■ **Requirements**: Reproduce the whole listing, character for character.

## start Input rows

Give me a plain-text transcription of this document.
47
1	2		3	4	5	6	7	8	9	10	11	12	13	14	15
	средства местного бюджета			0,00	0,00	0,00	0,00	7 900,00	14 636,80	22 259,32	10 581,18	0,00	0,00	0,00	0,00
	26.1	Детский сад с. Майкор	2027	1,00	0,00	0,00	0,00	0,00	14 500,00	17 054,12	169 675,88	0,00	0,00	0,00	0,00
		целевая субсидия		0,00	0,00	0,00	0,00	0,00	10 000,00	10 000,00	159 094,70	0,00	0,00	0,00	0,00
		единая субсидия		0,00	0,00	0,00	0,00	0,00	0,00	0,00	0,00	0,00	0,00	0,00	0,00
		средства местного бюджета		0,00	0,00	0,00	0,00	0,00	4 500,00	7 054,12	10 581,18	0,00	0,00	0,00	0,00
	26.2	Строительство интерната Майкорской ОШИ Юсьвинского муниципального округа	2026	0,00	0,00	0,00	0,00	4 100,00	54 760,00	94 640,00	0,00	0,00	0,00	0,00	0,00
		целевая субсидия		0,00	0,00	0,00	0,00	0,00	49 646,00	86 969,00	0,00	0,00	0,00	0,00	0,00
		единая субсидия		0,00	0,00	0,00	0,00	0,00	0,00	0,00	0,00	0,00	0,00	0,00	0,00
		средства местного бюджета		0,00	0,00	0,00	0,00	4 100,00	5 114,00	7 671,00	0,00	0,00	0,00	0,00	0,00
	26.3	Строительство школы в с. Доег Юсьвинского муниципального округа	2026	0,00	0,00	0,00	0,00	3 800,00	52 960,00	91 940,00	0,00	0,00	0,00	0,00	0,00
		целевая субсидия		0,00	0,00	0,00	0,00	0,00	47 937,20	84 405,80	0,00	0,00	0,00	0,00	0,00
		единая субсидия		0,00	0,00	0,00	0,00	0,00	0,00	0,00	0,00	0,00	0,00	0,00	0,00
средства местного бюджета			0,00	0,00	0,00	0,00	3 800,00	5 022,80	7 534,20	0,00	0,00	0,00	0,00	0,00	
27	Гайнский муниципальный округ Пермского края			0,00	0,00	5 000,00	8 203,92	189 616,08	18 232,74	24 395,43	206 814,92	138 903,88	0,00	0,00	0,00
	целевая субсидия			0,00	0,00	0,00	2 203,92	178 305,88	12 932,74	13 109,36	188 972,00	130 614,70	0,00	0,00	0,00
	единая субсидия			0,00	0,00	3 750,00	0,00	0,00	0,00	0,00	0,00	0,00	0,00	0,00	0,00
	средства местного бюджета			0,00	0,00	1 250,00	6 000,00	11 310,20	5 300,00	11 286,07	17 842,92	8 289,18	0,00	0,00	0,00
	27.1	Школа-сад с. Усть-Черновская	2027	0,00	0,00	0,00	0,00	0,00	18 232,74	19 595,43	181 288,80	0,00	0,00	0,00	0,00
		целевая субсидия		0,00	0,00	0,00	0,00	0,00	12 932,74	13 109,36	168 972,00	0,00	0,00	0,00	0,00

## end Input rows

■ **Complete response**:
Give me a plain-text transcription of this document.
47
1	2		3	4	5	6	7	8	9	10	11	12	13	14	15
	средства местного бюджета			0,00	0,00	0,00	0,00	7 900,00	14 636,80	22 259,32	10 581,18	0,00	0,00	0,00	0,00
	26.1	Детский сад с. Майкор	2027	1,00	0,00	0,00	0,00	0,00	14 500,00	17 054,12	169 675,88	0,00	0,00	0,00	0,00
		целевая субсидия		0,00	0,00	0,00	0,00	0,00	10 000,00	10 000,00	159 094,70	0,00	0,00	0,00	0,00
		единая субсидия		0,00	0,00	0,00	0,00	0,00	0,00	0,00	0,00	0,00	0,00	0,00	0,00
		средства местного бюджета		0,00	0,00	0,00	0,00	0,00	4 500,00	7 054,12	10 581,18	0,00	0,00	0,00	0,00
	26.2	Строительство интерната Майкорской ОШИ Юсьвинского муниципального округа	2026	0,00	0,00	0,00	0,00	4 100,00	54 760,00	94 640,00	0,00	0,00	0,00	0,00	0,00
		целевая субсидия		0,00	0,00	0,00	0,00	0,00	49 646,00	86 969,00	0,00	0,00	0,00	0,00	0,00
		единая субсидия		0,00	0,00	0,00	0,00	0,00	0,00	0,00	0,00	0,00	0,00	0,00	0,00
		средства местного бюджета		0,00	0,00	0,00	0,00	4 100,00	5 114,00	7 671,00	0,00	0,00	0,00	0,00	0,00
	26.3	Строительство школы в с. Доег Юсьвинского муниципального округа	2026	0,00	0,00	0,00	0,00	3 800,00	52 960,00	91 940,00	0,00	0,00	0,00	0,00	0,00
		целевая субсидия		0,00	0,00	0,00	0,00	0,00	47 937,20	84 405,80	0,00	0,00	0,00	0,00	0,00
		единая субсидия		0,00	0,00	0,00	0,00	0,00	0,00	0,00	0,00	0,00	0,00	0,00	0,00
средства местного бюджета			0,00	0,00	0,00	0,00	3 800,00	5 022,80	7 534,20	0,00	0,00	0,00	0,00	0,00	
27	Гайнский муниципальный округ Пермского края			0,00	0,00	5 000,00	8 203,92	189 616,08	18 232,74	24 395,43	206 814,92	138 903,88	0,00	0,00	0,00
	целевая субсидия			0,00	0,00	0,00	2 203,92	178 305,88	12 932,74	13 109,36	188 972,00	130 614,70	0,00	0,00	0,00
	единая субсидия			0,00	0,00	3 750,00	0,00	0,00	0,00	0,00	0,00	0,00	0,00	0,00	0,00
	средства местного бюджета			0,00	0,00	1 250,00	6 000,00	11 310,20	5 300,00	11 286,07	17 842,92	8 289,18	0,00	0,00	0,00
	27.1	Школа-сад с. Усть-Черновская	2027	0,00	0,00	0,00	0,00	0,00	18 232,74	19 595,43	181 288,80	0,00	0,00	0,00	0,00
		целевая субсидия		0,00	0,00	0,00	0,00	0,00	12 932,74	13 109,36	168 972,00	0,00	0,00	0,00	0,00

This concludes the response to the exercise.